### Data records
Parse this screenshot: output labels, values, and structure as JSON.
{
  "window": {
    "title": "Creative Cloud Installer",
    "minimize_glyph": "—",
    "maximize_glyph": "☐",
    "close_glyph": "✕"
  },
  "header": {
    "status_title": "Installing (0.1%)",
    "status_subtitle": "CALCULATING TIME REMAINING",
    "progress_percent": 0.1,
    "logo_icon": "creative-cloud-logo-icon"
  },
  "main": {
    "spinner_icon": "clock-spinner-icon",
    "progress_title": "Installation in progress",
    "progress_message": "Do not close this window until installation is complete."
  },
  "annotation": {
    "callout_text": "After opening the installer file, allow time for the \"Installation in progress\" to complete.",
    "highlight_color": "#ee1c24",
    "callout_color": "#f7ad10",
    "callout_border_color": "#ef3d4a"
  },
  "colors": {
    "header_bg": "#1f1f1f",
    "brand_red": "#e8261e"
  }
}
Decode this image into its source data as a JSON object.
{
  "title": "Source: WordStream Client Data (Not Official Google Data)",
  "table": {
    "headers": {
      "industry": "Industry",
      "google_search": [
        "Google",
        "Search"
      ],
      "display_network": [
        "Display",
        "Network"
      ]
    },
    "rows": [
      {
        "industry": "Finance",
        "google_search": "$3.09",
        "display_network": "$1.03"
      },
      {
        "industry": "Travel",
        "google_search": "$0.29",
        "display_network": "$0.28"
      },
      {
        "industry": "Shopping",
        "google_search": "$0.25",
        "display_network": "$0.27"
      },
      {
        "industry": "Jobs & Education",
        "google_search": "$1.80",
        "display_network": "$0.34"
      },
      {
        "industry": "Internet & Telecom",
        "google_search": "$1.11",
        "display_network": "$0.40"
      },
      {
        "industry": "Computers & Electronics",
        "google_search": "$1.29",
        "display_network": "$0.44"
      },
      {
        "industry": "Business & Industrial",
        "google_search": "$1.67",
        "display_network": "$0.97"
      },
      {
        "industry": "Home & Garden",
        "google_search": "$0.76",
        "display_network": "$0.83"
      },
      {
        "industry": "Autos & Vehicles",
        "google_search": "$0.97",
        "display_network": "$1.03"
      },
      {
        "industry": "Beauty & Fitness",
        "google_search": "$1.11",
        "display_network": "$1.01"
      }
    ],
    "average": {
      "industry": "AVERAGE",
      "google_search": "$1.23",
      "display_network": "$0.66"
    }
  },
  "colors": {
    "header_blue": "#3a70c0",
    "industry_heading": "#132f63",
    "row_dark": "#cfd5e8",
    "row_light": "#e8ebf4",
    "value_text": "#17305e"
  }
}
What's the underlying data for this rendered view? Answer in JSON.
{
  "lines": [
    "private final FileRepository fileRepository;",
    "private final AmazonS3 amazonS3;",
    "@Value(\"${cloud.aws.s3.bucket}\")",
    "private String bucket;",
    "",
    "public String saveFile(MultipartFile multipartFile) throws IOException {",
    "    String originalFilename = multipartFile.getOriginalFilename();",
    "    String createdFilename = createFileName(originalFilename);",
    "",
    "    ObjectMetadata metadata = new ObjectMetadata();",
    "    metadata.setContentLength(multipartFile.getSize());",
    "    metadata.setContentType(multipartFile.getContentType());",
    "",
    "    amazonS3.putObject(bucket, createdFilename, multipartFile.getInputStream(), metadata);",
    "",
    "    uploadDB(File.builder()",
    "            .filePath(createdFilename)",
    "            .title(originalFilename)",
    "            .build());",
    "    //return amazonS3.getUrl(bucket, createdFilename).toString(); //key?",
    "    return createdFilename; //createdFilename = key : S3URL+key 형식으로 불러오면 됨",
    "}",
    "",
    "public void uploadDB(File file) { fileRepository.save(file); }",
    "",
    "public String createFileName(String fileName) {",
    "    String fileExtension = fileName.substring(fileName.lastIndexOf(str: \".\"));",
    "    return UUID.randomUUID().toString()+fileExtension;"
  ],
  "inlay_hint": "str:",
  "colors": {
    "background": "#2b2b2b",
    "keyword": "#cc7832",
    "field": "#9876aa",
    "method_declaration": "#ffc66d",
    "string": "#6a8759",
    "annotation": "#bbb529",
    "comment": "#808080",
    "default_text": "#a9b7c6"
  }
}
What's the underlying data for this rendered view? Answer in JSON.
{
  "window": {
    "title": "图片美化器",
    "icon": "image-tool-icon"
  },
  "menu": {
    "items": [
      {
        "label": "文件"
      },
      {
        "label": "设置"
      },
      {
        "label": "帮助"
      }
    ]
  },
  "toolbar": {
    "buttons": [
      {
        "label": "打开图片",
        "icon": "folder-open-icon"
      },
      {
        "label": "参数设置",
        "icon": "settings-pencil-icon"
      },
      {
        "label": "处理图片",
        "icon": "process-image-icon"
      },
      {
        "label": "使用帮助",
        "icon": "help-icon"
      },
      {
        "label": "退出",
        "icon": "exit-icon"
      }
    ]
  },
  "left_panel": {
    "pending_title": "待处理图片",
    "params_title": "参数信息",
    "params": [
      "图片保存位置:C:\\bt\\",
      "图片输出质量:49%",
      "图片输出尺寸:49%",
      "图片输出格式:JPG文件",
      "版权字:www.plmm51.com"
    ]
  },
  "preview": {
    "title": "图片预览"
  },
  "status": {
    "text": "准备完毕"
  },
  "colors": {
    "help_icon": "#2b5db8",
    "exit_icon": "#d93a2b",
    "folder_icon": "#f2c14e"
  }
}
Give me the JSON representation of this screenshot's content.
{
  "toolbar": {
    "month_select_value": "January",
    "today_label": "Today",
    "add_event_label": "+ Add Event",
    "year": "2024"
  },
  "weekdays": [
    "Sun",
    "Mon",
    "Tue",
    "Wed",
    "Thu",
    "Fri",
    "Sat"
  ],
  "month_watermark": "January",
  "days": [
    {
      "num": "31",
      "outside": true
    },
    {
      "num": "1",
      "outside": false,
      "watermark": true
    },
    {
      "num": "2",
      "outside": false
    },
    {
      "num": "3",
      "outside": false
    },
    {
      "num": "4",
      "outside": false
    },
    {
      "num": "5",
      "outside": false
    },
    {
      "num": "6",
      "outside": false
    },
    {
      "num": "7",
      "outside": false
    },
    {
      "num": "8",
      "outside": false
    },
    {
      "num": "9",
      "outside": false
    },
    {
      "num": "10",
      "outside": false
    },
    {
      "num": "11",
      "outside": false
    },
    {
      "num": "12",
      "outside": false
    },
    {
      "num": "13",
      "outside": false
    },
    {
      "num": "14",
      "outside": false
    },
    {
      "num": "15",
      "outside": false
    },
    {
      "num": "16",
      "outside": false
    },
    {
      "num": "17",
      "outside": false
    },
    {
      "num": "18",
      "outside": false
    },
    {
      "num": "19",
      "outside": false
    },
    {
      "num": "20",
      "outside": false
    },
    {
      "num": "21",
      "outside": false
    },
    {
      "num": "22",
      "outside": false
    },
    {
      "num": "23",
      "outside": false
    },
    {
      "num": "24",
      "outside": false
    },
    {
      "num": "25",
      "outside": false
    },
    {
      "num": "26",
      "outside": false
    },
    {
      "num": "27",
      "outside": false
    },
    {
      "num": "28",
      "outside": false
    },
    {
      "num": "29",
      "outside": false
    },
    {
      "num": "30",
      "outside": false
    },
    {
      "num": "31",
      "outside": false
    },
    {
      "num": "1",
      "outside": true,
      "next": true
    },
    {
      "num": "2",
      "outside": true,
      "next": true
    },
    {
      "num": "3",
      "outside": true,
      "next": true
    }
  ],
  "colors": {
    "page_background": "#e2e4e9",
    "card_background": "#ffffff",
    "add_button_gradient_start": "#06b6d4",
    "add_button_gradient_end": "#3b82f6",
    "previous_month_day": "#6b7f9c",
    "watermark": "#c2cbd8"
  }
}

### What to produce
Write out the data exactly as it stands.

### Solution to this task
Parse this screenshot: output labels, values, and structure as JSON.
{
  "window": {
    "title": "Creative Cloud Installer",
    "minimize_glyph": "—",
    "maximize_glyph": "☐",
    "close_glyph": "✕"
  },
  "header": {
    "status_title": "Installing (0.1%)",
    "status_subtitle": "CALCULATING TIME REMAINING",
    "progress_percent": 0.1,
    "logo_icon": "creative-cloud-logo-icon"
  },
  "main": {
    "spinner_icon": "clock-spinner-icon",
    "progress_title": "Installation in progress",
    "progress_message": "Do not close this window until installation is complete."
  },
  "annotation": {
    "callout_text": "After opening the installer file, allow time for the \"Installation in progress\" to complete.",
    "highlight_color": "#ee1c24",
    "callout_color": "#f7ad10",
    "callout_border_color": "#ef3d4a"
  },
  "colors": {
    "header_bg": "#1f1f1f",
    "brand_red": "#e8261e"
  }
}
Decode this image into its source data as a JSON object.
{
  "title": "Source: WordStream Client Data (Not Official Google Data)",
  "table": {
    "headers": {
      "industry": "Industry",
      "google_search": [
        "Google",
        "Search"
      ],
      "display_network": [
        "Display",
        "Network"
      ]
    },
    "rows": [
      {
        "industry": "Finance",
        "google_search": "$3.09",
        "display_network": "$1.03"
      },
      {
        "industry": "Travel",
        "google_search": "$0.29",
        "display_network": "$0.28"
      },
      {
        "industry": "Shopping",
        "google_search": "$0.25",
        "display_network": "$0.27"
      },
      {
        "industry": "Jobs & Education",
        "google_search": "$1.80",
        "display_network": "$0.34"
      },
      {
        "industry": "Internet & Telecom",
        "google_search": "$1.11",
        "display_network": "$0.40"
      },
      {
        "industry": "Computers & Electronics",
        "google_search": "$1.29",
        "display_network": "$0.44"
      },
      {
        "industry": "Business & Industrial",
        "google_search": "$1.67",
        "display_network": "$0.97"
      },
      {
        "industry": "Home & Garden",
        "google_search": "$0.76",
        "display_network": "$0.83"
      },
      {
        "industry": "Autos & Vehicles",
        "google_search": "$0.97",
        "display_network": "$1.03"
      },
      {
        "industry": "Beauty & Fitness",
        "google_search": "$1.11",
        "display_network": "$1.01"
      }
    ],
    "average": {
      "industry": "AVERAGE",
      "google_search": "$1.23",
      "display_network": "$0.66"
    }
  },
  "colors": {
    "header_blue": "#3a70c0",
    "industry_heading": "#132f63",
    "row_dark": "#cfd5e8",
    "row_light": "#e8ebf4",
    "value_text": "#17305e"
  }
}
What's the underlying data for this rendered view? Answer in JSON.
{
  "lines": [
    "private final FileRepository fileRepository;",
    "private final AmazonS3 amazonS3;",
    "@Value(\"${cloud.aws.s3.bucket}\")",
    "private String bucket;",
    "",
    "public String saveFile(MultipartFile multipartFile) throws IOException {",
    "    String originalFilename = multipartFile.getOriginalFilename();",
    "    String createdFilename = createFileName(originalFilename);",
    "",
    "    ObjectMetadata metadata = new ObjectMetadata();",
    "    metadata.setContentLength(multipartFile.getSize());",
    "    metadata.setContentType(multipartFile.getContentType());",
    "",
    "    amazonS3.putObject(bucket, createdFilename, multipartFile.getInputStream(), metadata);",
    "",
    "    uploadDB(File.builder()",
    "            .filePath(createdFilename)",
    "            .title(originalFilename)",
    "            .build());",
    "    //return amazonS3.getUrl(bucket, createdFilename).toString(); //key?",
    "    return createdFilename; //createdFilename = key : S3URL+key 형식으로 불러오면 됨",
    "}",
    "",
    "public void uploadDB(File file) { fileRepository.save(file); }",
    "",
    "public String createFileName(String fileName) {",
    "    String fileExtension = fileName.substring(fileName.lastIndexOf(str: \".\"));",
    "    return UUID.randomUUID().toString()+fileExtension;"
  ],
  "inlay_hint": "str:",
  "colors": {
    "background": "#2b2b2b",
    "keyword": "#cc7832",
    "field": "#9876aa",
    "method_declaration": "#ffc66d",
    "string": "#6a8759",
    "annotation": "#bbb529",
    "comment": "#808080",
    "default_text": "#a9b7c6"
  }
}
What's the underlying data for this rendered view? Answer in JSON.
{
  "window": {
    "title": "图片美化器",
    "icon": "image-tool-icon"
  },
  "menu": {
    "items": [
      {
        "label": "文件"
      },
      {
        "label": "设置"
      },
      {
        "label": "帮助"
      }
    ]
  },
  "toolbar": {
    "buttons": [
      {
        "label": "打开图片",
        "icon": "folder-open-icon"
      },
      {
        "label": "参数设置",
        "icon": "settings-pencil-icon"
      },
      {
        "label": "处理图片",
        "icon": "process-image-icon"
      },
      {
        "label": "使用帮助",
        "icon": "help-icon"
      },
      {
        "label": "退出",
        "icon": "exit-icon"
      }
    ]
  },
  "left_panel": {
    "pending_title": "待处理图片",
    "params_title": "参数信息",
    "params": [
      "图片保存位置:C:\\bt\\",
      "图片输出质量:49%",
      "图片输出尺寸:49%",
      "图片输出格式:JPG文件",
      "版权字:www.plmm51.com"
    ]
  },
  "preview": {
    "title": "图片预览"
  },
  "status": {
    "text": "准备完毕"
  },
  "colors": {
    "help_icon": "#2b5db8",
    "exit_icon": "#d93a2b",
    "folder_icon": "#f2c14e"
  }
}
Give me the JSON representation of this screenshot's content.
{
  "toolbar": {
    "month_select_value": "January",
    "today_label": "Today",
    "add_event_label": "+ Add Event",
    "year": "2024"
  },
  "weekdays": [
    "Sun",
    "Mon",
    "Tue",
    "Wed",
    "Thu",
    "Fri",
    "Sat"
  ],
  "month_watermark": "January",
  "days": [
    {
      "num": "31",
      "outside": true
    },
    {
      "num": "1",
      "outside": false,
      "watermark": true
    },
    {
      "num": "2",
      "outside": false
    },
    {
      "num": "3",
      "outside": false
    },
    {
      "num": "4",
      "outside": false
    },
    {
      "num": "5",
      "outside": false
    },
    {
      "num": "6",
      "outside": false
    },
    {
      "num": "7",
      "outside": false
    },
    {
      "num": "8",
      "outside": false
    },
    {
      "num": "9",
      "outside": false
    },
    {
      "num": "10",
      "outside": false
    },
    {
      "num": "11",
      "outside": false
    },
    {
      "num": "12",
      "outside": false
    },
    {
      "num": "13",
      "outside": false
    },
    {
      "num": "14",
      "outside": false
    },
    {
      "num": "15",
      "outside": false
    },
    {
      "num": "16",
      "outside": false
    },
    {
      "num": "17",
      "outside": false
    },
    {
      "num": "18",
      "outside": false
    },
    {
      "num": "19",
      "outside": false
    },
    {
      "num": "20",
      "outside": false
    },
    {
      "num": "21",
      "outside": false
    },
    {
      "num": "22",
      "outside": false
    },
    {
      "num": "23",
      "outside": false
    },
    {
      "num": "24",
      "outside": false
    },
    {
      "num": "25",
      "outside": false
    },
    {
      "num": "26",
      "outside": false
    },
    {
      "num": "27",
      "outside": false
    },
    {
      "num": "28",
      "outside": false
    },
    {
      "num": "29",
      "outside": false
    },
    {
      "num": "30",
      "outside": false
    },
    {
      "num": "31",
      "outside": false
    },
    {
      "num": "1",
      "outside": true,
      "next": true
    },
    {
      "num": "2",
      "outside": true,
      "next": true
    },
    {
      "num": "3",
      "outside": true,
      "next": true
    }
  ],
  "colors": {
    "page_background": "#e2e4e9",
    "card_background": "#ffffff",
    "add_button_gradient_start": "#06b6d4",
    "add_button_gradient_end": "#3b82f6",
    "previous_month_day": "#6b7f9c",
    "watermark": "#c2cbd8"
  }
}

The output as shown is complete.